-- start of Supplied entries --

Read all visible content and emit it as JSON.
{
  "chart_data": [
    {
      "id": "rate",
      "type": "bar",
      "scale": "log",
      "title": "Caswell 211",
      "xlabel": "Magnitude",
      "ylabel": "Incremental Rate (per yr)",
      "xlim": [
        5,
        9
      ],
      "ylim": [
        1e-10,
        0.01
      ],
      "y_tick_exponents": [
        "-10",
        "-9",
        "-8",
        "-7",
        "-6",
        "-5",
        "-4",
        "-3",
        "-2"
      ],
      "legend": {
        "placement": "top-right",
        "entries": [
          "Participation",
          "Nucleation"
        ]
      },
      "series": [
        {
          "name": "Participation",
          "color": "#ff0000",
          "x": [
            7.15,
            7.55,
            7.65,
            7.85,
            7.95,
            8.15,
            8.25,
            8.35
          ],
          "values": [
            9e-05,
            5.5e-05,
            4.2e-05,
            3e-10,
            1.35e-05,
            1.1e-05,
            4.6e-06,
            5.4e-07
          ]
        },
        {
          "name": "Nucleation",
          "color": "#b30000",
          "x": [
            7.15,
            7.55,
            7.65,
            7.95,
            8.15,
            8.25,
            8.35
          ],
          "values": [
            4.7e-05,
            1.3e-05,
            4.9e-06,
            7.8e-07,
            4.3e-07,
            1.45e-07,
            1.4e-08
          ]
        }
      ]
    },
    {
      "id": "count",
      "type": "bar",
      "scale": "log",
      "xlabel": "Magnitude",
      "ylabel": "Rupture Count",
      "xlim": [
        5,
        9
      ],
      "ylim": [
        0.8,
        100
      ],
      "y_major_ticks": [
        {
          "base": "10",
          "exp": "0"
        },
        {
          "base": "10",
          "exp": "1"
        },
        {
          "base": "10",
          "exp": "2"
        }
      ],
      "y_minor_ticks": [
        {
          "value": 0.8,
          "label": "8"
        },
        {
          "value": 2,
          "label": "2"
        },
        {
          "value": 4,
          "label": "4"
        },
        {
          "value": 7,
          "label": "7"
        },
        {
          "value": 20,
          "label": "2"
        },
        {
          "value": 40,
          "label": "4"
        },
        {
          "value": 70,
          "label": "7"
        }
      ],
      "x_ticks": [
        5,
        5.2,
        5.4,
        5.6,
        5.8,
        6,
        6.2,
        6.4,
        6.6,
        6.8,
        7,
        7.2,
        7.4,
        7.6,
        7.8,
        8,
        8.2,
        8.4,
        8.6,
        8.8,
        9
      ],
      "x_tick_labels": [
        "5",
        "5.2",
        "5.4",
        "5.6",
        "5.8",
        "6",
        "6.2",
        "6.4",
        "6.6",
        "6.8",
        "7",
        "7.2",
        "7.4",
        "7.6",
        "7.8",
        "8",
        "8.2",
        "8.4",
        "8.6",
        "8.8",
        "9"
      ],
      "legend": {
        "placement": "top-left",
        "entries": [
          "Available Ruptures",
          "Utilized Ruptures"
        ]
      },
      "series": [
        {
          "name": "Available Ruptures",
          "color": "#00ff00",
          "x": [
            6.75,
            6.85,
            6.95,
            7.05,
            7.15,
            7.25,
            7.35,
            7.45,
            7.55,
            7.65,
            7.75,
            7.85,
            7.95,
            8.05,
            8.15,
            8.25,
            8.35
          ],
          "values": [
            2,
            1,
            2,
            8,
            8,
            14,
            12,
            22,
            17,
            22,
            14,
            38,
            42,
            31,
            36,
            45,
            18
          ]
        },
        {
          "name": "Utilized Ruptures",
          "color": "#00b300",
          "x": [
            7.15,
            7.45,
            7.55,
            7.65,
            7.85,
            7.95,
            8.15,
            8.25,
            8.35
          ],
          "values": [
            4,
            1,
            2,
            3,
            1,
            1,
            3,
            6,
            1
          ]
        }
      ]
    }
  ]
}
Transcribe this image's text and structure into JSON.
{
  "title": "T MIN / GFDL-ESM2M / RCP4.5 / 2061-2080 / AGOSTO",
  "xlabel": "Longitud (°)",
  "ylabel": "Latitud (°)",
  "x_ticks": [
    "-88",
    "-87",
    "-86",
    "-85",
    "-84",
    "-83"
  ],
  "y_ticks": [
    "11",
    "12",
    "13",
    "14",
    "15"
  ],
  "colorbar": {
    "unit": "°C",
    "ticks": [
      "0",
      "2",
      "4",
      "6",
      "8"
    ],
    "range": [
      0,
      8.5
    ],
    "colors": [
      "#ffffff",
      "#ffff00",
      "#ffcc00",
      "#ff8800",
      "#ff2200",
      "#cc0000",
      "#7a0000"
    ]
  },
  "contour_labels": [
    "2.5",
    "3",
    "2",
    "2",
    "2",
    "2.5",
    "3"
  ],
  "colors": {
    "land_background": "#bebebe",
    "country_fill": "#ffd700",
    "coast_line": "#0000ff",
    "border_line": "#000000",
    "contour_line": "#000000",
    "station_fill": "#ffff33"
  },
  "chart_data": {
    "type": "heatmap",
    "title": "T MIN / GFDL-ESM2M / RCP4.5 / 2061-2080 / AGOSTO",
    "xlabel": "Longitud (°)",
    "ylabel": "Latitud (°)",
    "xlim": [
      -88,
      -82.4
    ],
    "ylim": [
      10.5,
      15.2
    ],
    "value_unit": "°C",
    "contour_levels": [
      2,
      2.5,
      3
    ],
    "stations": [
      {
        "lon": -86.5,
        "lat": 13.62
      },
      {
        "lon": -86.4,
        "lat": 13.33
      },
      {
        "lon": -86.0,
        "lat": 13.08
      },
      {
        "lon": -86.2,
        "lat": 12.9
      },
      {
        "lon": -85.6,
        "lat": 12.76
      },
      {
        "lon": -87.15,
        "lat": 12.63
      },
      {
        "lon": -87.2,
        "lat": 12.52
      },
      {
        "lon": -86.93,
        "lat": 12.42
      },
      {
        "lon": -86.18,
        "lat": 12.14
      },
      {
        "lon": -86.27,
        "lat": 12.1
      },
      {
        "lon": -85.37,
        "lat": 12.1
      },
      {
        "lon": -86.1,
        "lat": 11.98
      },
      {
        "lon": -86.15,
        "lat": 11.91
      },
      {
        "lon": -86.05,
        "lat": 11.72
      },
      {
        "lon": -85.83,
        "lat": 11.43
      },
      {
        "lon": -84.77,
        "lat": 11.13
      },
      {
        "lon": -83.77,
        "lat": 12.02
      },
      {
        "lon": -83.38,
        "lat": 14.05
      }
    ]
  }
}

-- end of Supplied entries --

Within the records above, how many lines include the word "ylabel"? State the number by itself.

**Written reply:** 4